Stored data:
____________________
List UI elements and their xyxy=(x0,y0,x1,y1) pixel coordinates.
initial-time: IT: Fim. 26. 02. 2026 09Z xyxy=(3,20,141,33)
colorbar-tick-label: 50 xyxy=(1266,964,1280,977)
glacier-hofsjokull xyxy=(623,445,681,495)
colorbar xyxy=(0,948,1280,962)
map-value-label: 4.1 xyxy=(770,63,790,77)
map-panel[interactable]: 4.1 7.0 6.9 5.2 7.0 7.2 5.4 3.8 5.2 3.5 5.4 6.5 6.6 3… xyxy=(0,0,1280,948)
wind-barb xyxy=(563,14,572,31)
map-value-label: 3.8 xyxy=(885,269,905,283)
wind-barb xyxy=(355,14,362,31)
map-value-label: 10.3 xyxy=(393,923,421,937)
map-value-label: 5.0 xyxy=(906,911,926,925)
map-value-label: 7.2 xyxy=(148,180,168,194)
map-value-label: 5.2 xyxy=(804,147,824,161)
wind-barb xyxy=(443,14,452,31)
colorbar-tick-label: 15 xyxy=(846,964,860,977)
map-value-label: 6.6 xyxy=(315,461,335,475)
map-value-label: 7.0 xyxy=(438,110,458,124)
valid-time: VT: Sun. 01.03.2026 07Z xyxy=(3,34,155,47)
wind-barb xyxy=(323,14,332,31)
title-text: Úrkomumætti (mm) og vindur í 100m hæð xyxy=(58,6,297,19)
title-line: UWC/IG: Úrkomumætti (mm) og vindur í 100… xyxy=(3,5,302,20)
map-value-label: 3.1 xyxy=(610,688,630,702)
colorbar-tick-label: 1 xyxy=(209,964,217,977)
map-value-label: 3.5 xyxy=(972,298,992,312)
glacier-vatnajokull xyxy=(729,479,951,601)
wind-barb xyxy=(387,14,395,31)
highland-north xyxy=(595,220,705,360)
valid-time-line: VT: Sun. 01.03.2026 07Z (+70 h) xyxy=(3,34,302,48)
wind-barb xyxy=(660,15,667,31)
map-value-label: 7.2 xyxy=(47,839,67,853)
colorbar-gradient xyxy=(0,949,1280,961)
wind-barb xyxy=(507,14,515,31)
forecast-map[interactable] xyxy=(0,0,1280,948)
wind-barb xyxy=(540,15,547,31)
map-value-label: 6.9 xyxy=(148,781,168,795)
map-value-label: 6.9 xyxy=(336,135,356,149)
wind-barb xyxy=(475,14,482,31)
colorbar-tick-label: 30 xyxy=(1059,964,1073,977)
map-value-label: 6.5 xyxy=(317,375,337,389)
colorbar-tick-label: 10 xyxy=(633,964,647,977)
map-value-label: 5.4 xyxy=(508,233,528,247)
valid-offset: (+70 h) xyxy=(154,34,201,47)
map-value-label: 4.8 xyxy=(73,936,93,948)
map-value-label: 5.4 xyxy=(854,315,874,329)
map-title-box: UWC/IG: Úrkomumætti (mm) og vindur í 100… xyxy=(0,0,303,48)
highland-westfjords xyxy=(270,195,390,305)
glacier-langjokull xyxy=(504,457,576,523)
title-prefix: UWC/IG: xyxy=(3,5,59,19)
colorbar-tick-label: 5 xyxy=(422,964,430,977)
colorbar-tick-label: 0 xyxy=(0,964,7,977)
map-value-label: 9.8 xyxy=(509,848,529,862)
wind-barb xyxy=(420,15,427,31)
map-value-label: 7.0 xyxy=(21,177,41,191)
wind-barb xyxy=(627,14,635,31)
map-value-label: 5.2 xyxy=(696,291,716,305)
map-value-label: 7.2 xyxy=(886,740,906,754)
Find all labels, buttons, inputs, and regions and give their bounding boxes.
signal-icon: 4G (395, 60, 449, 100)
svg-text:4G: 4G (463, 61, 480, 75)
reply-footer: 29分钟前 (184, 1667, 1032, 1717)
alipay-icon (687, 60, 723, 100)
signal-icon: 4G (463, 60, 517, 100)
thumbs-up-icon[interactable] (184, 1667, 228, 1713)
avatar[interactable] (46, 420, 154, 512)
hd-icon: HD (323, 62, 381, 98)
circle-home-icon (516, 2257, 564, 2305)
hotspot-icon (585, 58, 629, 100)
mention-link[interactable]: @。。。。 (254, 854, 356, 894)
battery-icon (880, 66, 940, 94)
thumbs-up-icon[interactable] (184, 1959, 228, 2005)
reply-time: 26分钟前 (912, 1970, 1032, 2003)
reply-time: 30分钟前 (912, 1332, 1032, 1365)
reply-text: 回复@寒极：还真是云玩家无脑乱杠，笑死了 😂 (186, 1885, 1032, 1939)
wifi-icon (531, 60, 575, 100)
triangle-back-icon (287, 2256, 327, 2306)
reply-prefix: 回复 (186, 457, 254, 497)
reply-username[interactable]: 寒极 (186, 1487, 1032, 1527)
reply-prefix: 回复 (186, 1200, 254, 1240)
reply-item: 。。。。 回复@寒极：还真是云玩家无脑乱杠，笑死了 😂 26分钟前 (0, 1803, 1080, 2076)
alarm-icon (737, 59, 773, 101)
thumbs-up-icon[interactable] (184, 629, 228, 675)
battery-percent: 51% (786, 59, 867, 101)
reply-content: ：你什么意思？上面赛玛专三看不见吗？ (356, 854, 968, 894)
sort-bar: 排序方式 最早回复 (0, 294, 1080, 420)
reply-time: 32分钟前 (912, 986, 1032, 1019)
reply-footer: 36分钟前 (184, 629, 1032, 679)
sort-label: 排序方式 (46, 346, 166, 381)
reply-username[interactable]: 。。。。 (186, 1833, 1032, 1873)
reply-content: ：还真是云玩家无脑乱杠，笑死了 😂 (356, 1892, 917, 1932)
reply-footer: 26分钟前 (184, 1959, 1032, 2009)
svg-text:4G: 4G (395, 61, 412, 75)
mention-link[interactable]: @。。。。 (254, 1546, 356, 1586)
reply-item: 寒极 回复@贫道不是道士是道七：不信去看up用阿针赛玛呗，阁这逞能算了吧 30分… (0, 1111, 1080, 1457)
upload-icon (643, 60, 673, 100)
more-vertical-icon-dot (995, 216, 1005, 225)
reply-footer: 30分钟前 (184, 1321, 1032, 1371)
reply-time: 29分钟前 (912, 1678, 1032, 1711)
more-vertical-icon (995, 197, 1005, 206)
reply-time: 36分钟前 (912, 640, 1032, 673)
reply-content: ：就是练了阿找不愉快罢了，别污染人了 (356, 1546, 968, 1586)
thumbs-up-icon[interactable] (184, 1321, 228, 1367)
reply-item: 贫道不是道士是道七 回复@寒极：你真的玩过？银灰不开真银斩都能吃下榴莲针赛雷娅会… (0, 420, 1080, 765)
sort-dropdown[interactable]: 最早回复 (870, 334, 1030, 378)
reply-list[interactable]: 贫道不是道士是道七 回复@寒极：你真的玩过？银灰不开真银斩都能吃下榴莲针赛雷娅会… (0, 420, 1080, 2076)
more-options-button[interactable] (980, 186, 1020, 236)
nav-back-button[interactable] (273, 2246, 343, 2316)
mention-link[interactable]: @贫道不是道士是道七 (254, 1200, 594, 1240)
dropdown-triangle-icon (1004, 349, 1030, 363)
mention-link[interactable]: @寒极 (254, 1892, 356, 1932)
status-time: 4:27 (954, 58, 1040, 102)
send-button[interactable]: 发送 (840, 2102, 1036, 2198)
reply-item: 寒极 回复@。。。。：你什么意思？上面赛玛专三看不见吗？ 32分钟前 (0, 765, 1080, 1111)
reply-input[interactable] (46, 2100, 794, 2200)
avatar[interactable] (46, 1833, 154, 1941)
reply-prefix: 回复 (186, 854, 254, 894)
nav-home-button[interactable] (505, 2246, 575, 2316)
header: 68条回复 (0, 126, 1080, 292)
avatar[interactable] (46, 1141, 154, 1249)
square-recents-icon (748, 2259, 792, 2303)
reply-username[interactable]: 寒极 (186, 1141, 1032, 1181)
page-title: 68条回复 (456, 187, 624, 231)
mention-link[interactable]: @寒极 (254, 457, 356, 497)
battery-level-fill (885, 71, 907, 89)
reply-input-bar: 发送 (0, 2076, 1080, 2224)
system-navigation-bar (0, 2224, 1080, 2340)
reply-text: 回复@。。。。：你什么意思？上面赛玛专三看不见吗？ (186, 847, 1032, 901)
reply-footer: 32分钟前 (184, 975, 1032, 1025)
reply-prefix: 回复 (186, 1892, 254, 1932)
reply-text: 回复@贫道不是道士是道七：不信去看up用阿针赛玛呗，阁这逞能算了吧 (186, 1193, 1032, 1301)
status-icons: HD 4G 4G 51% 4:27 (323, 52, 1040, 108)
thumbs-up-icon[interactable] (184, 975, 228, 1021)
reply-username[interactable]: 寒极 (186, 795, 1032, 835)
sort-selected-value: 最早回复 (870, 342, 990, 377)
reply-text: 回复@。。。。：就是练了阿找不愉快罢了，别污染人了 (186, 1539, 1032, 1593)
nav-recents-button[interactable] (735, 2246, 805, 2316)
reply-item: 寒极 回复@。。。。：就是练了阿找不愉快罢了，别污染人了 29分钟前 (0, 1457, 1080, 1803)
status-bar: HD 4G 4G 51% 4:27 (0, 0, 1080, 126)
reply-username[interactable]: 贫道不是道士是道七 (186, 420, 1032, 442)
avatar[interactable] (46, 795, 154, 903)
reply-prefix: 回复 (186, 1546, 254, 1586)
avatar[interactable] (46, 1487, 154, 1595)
____________________
Reproduce the entries from the start of the records through the line containing "map-value-label: 3.8 xyxy=(885,269,905,283)", substituting "wind-arrow" for "wind-barb" and keeping everything else the same.

▸ THE SOLUTION
List UI elements and their xyxy=(x0,y0,x1,y1) pixel coordinates.
initial-time: IT: Fim. 26. 02. 2026 09Z xyxy=(3,20,141,33)
colorbar-tick-label: 50 xyxy=(1266,964,1280,977)
glacier-hofsjokull xyxy=(623,445,681,495)
colorbar xyxy=(0,948,1280,962)
map-value-label: 4.1 xyxy=(770,63,790,77)
map-panel[interactable]: 4.1 7.0 6.9 5.2 7.0 7.2 5.4 3.8 5.2 3.5 5.4 6.5 6.6 3… xyxy=(0,0,1280,948)
wind-arrow xyxy=(563,14,572,31)
map-value-label: 3.8 xyxy=(885,269,905,283)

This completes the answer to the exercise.